++++ SUPPLIED DATA

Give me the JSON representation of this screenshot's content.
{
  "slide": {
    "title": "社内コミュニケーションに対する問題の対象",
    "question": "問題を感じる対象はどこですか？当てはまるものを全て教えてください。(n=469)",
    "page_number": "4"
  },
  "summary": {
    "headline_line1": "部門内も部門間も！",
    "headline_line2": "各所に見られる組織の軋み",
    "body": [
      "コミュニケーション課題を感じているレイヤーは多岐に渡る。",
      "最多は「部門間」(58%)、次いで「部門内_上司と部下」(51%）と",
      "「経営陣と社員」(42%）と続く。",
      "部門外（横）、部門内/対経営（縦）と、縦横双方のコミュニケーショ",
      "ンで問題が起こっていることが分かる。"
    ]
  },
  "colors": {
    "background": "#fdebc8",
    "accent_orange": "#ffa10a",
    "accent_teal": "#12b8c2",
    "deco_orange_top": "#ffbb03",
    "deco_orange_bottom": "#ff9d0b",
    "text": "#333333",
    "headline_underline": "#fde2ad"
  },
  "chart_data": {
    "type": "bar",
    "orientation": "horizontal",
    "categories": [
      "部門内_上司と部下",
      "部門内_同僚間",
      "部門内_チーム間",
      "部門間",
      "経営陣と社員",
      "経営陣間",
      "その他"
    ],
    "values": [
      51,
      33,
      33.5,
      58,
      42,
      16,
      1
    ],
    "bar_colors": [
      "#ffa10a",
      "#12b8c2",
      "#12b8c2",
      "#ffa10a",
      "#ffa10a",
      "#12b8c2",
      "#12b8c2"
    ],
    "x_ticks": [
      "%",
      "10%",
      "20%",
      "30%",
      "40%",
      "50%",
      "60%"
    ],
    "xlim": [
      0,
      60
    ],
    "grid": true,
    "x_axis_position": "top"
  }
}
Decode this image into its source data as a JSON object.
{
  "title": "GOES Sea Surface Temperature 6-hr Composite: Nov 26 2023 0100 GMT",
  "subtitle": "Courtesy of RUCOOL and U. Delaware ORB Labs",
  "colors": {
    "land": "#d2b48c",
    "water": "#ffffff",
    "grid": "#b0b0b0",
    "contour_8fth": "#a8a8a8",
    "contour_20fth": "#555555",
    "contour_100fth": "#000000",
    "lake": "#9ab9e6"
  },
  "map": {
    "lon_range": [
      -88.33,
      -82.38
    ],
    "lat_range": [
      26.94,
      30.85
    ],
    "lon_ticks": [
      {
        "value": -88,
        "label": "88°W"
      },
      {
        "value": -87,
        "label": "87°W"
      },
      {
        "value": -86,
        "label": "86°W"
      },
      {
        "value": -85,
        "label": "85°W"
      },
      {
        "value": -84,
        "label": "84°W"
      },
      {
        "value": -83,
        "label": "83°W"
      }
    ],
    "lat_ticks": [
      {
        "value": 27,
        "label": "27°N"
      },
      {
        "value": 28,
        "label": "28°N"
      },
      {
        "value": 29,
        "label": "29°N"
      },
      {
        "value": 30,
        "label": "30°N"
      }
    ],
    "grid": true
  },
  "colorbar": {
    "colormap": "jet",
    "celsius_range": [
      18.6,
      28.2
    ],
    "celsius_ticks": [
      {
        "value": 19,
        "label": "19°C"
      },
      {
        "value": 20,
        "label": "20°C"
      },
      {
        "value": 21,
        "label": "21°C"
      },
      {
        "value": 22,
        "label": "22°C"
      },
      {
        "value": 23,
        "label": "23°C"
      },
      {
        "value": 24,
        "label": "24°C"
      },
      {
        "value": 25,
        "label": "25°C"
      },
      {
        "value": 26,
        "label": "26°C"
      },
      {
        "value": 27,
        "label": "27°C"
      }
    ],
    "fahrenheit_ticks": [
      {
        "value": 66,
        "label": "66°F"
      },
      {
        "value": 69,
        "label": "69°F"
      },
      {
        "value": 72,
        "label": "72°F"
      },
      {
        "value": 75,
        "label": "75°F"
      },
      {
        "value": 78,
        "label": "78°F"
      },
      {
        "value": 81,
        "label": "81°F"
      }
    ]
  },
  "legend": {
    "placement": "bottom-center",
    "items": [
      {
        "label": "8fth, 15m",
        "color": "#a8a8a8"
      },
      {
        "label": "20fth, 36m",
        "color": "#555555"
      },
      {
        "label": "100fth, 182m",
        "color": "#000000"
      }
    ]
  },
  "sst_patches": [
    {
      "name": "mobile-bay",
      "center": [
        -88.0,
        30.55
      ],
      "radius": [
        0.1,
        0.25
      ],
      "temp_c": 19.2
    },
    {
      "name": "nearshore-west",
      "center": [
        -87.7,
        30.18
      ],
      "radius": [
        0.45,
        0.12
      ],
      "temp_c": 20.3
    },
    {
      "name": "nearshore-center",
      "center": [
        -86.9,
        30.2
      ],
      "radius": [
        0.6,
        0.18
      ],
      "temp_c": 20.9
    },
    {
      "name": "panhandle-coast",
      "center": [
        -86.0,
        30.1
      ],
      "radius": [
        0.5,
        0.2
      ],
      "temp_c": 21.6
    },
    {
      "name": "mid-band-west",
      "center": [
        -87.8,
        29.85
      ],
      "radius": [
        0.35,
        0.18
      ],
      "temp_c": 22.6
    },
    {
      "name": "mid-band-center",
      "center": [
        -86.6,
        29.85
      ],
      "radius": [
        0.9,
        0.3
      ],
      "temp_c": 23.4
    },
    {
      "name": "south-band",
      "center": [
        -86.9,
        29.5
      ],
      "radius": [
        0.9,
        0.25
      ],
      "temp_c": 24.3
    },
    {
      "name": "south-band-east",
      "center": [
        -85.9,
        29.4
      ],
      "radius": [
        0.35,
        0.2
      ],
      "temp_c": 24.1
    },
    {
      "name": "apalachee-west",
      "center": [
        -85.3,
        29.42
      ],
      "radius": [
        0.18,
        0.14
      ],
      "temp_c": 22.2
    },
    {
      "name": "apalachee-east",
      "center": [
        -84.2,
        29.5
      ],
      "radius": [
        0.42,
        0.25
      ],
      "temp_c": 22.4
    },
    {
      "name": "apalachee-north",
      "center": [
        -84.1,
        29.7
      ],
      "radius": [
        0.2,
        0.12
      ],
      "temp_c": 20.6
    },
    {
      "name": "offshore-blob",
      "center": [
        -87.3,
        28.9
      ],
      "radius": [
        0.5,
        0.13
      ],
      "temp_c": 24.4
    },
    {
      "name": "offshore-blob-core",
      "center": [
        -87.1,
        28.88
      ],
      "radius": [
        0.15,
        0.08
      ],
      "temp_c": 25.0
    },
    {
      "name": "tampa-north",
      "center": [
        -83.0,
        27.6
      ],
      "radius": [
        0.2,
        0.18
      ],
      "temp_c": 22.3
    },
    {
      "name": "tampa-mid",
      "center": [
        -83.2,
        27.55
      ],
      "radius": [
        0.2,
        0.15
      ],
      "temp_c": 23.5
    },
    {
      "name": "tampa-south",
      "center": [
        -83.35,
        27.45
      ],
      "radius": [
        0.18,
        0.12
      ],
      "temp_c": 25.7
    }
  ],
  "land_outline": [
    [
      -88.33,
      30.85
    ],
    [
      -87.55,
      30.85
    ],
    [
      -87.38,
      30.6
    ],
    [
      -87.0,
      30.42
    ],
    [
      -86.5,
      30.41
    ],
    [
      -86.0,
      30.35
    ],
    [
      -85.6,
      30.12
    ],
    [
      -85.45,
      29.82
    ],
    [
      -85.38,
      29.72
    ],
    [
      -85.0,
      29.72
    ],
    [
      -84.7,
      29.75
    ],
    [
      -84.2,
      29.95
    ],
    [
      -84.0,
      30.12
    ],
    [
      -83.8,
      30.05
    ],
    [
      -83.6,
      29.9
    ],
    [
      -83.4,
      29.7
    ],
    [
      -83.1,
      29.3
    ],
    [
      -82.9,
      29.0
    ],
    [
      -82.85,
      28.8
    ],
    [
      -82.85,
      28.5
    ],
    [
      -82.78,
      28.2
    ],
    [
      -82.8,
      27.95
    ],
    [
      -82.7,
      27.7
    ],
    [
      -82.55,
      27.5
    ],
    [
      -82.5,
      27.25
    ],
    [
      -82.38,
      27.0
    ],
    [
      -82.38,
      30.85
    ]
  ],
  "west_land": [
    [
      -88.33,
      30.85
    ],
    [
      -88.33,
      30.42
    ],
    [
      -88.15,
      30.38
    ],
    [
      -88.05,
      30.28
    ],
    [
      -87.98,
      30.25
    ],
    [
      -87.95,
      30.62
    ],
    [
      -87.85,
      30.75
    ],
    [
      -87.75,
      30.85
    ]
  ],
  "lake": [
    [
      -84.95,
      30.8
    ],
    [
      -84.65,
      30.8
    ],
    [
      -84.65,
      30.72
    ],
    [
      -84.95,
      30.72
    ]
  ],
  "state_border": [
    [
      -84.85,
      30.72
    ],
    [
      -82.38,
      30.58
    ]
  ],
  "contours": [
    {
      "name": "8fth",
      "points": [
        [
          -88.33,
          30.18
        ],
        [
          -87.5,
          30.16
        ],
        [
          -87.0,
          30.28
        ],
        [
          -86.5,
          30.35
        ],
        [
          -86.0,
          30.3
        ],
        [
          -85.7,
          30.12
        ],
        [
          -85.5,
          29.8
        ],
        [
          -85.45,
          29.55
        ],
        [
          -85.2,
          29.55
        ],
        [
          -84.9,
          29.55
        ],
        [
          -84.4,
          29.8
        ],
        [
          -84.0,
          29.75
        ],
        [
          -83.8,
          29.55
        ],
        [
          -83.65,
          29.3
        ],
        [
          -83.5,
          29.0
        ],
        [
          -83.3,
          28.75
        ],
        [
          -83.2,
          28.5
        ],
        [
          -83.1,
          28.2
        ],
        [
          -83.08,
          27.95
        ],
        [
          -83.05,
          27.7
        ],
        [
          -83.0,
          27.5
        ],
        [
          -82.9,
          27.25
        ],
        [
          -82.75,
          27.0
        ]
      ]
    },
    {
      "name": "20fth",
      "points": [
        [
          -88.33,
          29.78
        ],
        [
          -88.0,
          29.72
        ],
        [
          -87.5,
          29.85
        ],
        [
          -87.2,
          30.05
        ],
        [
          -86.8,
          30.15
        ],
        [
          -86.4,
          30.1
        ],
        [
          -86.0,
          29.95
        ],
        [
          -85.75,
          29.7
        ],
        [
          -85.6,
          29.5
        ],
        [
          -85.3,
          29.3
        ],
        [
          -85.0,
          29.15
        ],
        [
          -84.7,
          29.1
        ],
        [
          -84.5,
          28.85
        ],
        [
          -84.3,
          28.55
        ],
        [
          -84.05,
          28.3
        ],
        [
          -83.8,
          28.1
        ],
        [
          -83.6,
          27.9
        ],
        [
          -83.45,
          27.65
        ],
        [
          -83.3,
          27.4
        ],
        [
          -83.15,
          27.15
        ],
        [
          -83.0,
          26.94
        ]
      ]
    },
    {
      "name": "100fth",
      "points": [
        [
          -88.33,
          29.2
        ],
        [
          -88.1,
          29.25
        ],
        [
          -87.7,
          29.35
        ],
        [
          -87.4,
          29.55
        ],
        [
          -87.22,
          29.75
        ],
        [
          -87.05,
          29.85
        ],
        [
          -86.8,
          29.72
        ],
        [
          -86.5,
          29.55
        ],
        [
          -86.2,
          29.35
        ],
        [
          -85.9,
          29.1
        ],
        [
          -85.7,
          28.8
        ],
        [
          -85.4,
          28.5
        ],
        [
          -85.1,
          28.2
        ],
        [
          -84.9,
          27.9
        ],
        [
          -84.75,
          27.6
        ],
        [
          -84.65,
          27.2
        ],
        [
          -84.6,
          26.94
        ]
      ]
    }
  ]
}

++++++++

Working from the entries above, return all lines that contain "nearshore".

      "name": "nearshore-west",
      "name": "nearshore-center",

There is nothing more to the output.